WORK REQUIRED: Answer with the number of lines in the listing below that contain the word "INDUSTRIAL", and nothing else.

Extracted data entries
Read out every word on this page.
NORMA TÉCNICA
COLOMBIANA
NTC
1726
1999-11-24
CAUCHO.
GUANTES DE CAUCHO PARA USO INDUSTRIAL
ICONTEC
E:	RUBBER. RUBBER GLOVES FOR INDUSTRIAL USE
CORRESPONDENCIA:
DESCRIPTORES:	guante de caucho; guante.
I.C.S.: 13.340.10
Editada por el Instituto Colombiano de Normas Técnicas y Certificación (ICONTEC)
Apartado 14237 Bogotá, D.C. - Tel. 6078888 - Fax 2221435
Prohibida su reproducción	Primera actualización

TASK RESULT: 2